> [What you are asked to do] Provide the number of lines where the word "title" occurs, and no other text.

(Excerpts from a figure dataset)
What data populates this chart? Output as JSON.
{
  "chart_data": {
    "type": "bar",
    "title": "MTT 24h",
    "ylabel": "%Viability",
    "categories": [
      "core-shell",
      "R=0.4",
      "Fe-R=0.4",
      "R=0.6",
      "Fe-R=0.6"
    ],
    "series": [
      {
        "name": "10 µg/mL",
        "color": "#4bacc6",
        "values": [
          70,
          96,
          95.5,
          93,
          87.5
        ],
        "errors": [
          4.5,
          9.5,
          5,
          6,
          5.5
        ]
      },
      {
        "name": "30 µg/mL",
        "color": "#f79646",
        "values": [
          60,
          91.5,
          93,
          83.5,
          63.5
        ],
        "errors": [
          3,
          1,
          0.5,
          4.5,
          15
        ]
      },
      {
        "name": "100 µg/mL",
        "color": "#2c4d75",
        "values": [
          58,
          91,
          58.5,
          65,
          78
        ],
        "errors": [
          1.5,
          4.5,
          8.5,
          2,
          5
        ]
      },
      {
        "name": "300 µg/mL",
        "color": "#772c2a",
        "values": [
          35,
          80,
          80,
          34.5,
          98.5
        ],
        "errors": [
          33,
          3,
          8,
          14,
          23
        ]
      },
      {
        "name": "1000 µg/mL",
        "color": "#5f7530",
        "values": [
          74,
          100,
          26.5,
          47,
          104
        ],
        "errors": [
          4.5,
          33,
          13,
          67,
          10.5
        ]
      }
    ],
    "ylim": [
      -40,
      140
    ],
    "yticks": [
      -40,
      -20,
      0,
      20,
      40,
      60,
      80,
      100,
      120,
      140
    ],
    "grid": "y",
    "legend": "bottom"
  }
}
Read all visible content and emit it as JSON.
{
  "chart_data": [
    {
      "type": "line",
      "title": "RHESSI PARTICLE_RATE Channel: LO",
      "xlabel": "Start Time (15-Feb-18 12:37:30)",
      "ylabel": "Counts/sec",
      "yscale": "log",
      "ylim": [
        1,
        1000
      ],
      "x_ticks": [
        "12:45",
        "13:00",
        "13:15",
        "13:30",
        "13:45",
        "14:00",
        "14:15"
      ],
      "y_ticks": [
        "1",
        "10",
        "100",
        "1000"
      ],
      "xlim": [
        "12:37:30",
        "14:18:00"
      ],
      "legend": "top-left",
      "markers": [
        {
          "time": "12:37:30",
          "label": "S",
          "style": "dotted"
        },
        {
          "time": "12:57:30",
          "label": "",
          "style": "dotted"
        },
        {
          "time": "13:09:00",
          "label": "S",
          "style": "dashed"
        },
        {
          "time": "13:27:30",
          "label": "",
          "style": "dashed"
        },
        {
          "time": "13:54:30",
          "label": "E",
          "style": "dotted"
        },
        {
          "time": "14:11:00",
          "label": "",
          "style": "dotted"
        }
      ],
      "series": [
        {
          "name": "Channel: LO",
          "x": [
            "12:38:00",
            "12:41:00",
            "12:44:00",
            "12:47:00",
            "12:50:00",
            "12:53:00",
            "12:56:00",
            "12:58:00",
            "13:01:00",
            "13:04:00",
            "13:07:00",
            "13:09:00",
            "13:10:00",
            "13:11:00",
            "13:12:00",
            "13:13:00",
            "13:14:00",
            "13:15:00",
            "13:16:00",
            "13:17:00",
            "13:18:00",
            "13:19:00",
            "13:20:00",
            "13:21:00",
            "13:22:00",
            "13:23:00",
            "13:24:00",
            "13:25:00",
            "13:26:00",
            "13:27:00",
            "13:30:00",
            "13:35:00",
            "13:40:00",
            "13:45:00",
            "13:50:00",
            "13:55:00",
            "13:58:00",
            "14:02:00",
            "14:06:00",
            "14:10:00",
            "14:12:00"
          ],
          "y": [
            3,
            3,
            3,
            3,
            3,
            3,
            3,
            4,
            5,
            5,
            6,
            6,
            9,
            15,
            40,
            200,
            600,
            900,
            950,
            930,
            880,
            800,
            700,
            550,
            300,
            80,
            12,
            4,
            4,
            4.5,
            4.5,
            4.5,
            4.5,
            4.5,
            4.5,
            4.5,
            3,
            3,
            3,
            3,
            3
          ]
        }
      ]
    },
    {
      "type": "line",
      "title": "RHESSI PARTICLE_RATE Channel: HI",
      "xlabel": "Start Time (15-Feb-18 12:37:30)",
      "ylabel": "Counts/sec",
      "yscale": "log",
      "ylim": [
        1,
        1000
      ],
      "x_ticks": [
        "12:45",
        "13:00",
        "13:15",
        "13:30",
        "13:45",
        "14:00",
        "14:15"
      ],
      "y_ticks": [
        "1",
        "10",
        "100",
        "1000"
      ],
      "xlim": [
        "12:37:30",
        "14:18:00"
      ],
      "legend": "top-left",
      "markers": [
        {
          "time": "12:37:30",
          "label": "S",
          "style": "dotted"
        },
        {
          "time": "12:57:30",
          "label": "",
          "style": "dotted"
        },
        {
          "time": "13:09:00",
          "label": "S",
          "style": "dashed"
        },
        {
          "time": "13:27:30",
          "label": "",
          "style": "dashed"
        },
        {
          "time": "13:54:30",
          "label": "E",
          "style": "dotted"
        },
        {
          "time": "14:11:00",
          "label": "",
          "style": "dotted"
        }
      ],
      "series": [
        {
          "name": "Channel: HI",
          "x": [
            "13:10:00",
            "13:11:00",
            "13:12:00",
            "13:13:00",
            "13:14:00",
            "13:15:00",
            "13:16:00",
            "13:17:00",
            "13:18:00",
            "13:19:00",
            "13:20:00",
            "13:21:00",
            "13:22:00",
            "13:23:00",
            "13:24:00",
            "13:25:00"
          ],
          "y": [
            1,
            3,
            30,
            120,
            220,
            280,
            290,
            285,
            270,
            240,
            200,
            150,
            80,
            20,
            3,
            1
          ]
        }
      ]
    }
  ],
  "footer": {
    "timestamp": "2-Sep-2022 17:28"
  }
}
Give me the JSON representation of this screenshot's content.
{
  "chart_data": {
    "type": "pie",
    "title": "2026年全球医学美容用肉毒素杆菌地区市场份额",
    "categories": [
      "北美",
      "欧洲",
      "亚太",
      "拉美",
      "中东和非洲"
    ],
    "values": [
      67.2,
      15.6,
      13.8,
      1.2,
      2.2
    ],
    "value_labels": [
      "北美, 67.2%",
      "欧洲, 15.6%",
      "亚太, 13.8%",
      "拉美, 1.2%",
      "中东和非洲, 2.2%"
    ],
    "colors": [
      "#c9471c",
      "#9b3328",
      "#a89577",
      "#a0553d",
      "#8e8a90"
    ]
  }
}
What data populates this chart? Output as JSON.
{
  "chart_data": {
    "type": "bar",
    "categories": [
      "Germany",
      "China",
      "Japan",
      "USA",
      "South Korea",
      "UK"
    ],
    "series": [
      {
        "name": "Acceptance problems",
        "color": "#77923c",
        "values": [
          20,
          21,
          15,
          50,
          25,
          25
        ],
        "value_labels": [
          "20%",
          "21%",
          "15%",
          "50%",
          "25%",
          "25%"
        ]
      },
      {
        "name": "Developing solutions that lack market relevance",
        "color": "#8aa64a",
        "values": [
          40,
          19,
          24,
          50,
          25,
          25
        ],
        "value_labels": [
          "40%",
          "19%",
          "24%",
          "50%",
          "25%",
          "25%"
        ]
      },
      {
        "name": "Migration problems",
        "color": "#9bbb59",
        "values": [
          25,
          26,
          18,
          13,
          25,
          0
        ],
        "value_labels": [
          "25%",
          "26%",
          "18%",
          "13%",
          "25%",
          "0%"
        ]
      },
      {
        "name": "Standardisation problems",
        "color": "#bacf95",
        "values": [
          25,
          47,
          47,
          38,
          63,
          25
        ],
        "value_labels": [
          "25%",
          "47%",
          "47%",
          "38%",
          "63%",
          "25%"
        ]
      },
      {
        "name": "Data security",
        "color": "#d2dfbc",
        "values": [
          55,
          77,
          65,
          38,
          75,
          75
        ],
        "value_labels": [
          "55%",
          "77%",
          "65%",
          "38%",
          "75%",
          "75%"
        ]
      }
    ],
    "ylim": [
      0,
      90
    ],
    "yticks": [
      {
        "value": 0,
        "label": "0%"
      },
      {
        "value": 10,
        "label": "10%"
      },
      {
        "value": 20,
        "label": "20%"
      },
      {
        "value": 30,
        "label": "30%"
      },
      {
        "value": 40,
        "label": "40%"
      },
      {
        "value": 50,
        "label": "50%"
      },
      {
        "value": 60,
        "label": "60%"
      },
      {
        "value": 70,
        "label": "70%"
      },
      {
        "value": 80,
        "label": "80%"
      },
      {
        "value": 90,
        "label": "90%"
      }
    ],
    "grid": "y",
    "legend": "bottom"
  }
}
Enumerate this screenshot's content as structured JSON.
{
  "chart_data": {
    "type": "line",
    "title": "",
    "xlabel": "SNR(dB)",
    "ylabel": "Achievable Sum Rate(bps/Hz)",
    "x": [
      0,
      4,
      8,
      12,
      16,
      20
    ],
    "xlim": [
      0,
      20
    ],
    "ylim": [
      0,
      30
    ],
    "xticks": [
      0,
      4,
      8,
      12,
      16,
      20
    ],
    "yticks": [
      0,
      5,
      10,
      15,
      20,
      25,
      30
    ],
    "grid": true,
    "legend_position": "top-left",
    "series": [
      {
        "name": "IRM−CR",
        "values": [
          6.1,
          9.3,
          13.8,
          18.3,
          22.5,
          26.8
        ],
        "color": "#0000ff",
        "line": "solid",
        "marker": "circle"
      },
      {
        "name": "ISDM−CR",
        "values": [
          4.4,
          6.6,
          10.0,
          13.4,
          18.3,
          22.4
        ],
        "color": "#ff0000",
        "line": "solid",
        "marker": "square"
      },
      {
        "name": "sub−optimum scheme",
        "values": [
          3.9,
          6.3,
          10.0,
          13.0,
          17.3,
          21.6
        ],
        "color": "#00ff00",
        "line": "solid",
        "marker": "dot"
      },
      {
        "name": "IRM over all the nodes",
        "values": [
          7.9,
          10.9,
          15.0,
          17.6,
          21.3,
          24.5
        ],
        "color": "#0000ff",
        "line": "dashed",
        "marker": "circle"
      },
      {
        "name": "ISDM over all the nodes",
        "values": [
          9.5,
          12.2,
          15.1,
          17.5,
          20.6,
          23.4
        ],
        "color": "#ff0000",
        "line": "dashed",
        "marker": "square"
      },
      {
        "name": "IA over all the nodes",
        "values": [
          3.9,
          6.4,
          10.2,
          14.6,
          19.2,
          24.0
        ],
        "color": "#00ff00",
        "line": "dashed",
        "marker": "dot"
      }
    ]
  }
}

> [Reply] 5